• **Given problem**
Locate every line in the records below that contains the word "contributi", and copy each one.
--- start Task input ---
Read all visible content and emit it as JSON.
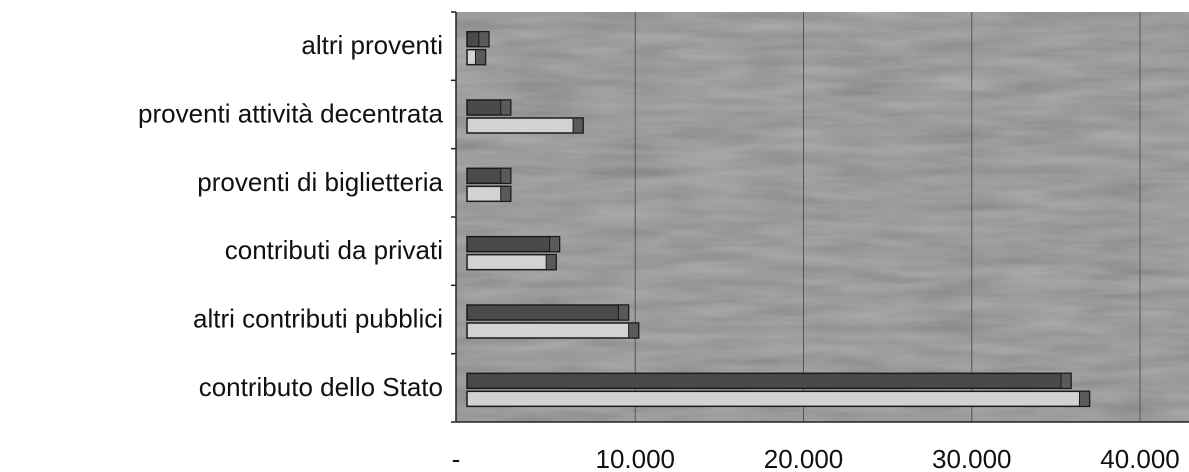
{
  "chart_data": {
    "type": "bar",
    "orientation": "horizontal",
    "categories": [
      "altri   proventi",
      "proventi  attività  decentrata",
      "proventi  di  biglietteria",
      "contributi  da  privati",
      "altri  contributi  pubblici",
      "contributo  dello  Stato"
    ],
    "series": [
      {
        "values": [
          1300,
          2600,
          2600,
          5500,
          9600,
          35900
        ]
      },
      {
        "values": [
          1100,
          6900,
          2600,
          5300,
          10200,
          37000
        ]
      }
    ],
    "xlim": [
      0,
      40000
    ],
    "xticks": [
      0,
      10000,
      20000,
      30000,
      40000
    ],
    "xtick_labels": [
      "-",
      "10.000",
      "20.000",
      "30.000",
      "40.000"
    ],
    "grid": true,
    "legend": "none"
  },
  "colors": {
    "plot_background": "#b4b4b4",
    "series_1_fill": "#4a4a4a",
    "series_2_fill": "#d2d2d2",
    "bar_end_cap": "#5a5a5a",
    "gridline": "#555555",
    "axis": "#222222"
  }
}
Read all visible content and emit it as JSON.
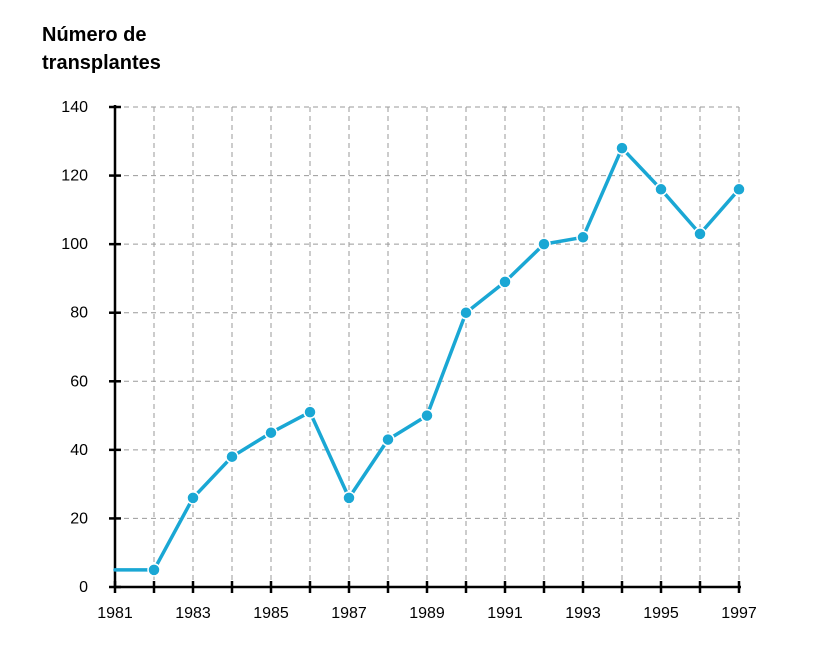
{
  "chart_data": {
    "type": "line",
    "ylabel_lines": [
      "Número de",
      "transplantes"
    ],
    "xlabel": "",
    "x": [
      1981,
      1982,
      1983,
      1984,
      1985,
      1986,
      1987,
      1988,
      1989,
      1990,
      1991,
      1992,
      1993,
      1994,
      1995,
      1996,
      1997
    ],
    "series": [
      {
        "values": [
          5,
          5,
          26,
          38,
          45,
          51,
          26,
          43,
          50,
          80,
          89,
          100,
          102,
          128,
          116,
          103,
          116
        ],
        "color": "#1aa7d4"
      }
    ],
    "xlim": [
      1981,
      1997
    ],
    "ylim": [
      0,
      140
    ],
    "yticks": [
      0,
      20,
      40,
      60,
      80,
      100,
      120,
      140
    ],
    "xtick_labels": [
      1981,
      1983,
      1985,
      1987,
      1989,
      1991,
      1993,
      1995,
      1997
    ],
    "grid": true,
    "legend": "none"
  }
}
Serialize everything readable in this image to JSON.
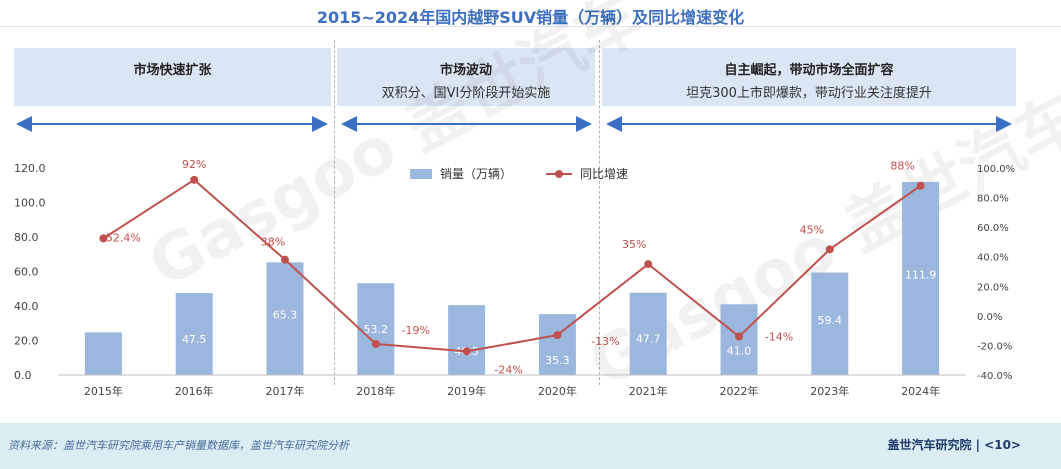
{
  "title": "2015~2024年国内越野SUV销量（万辆）及同比增速变化",
  "phases": [
    {
      "title": "市场快速扩张",
      "subtitle": ""
    },
    {
      "title": "市场波动",
      "subtitle": "双积分、国VI分阶段开始实施"
    },
    {
      "title": "自主崛起，带动市场全面扩容",
      "subtitle": "坦克300上市即爆款，带动行业关注度提升"
    }
  ],
  "legend": {
    "bar_label": "销量（万辆）",
    "line_label": "同比增速"
  },
  "watermark": "Gasgoo 盖世汽车",
  "footer": {
    "source": "资料来源：盖世汽车研究院乘用车产销量数据库，盖世汽车研究院分析",
    "brand": "盖世汽车研究院 | <10>"
  },
  "colors": {
    "bar": "#9bb7de",
    "line": "#c0504d",
    "phase_bg": "#dbe6f5",
    "arrow": "#3b6fc4"
  },
  "chart_data": {
    "type": "bar",
    "categories": [
      "2015年",
      "2016年",
      "2017年",
      "2018年",
      "2019年",
      "2020年",
      "2021年",
      "2022年",
      "2023年",
      "2024年"
    ],
    "series": [
      {
        "name": "销量（万辆）",
        "type": "bar",
        "axis": "left",
        "values": [
          24.7,
          47.5,
          65.3,
          53.2,
          40.5,
          35.3,
          47.7,
          41.0,
          59.4,
          111.9
        ],
        "labels": [
          "24.7",
          "47.5",
          "65.3",
          "53.2",
          "40.5",
          "35.3",
          "47.7",
          "41.0",
          "59.4",
          "111.9"
        ]
      },
      {
        "name": "同比增速",
        "type": "line",
        "axis": "right",
        "values": [
          52.4,
          92,
          38,
          -19,
          -24,
          -13,
          35,
          -14,
          45,
          88
        ],
        "labels": [
          "52.4%",
          "92%",
          "38%",
          "-19%",
          "-24%",
          "-13%",
          "35%",
          "-14%",
          "45%",
          "88%"
        ]
      }
    ],
    "y_left": {
      "min": 0,
      "max": 120,
      "ticks": [
        "0.0",
        "20.0",
        "40.0",
        "60.0",
        "80.0",
        "100.0",
        "120.0"
      ]
    },
    "y_right": {
      "min": -40,
      "max": 100,
      "ticks": [
        "-40.0%",
        "-20.0%",
        "0.0%",
        "20.0%",
        "40.0%",
        "60.0%",
        "80.0%",
        "100.0%"
      ]
    },
    "grid": false,
    "legend_position": "top-center"
  }
}
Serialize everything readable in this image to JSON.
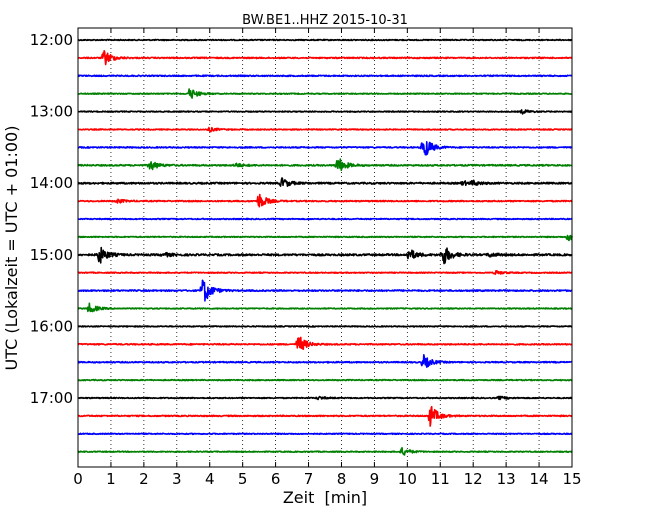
--- end Task input ---
• **Problem solution**
      "contributi  da  privati",
      "altri  contributi  pubblici",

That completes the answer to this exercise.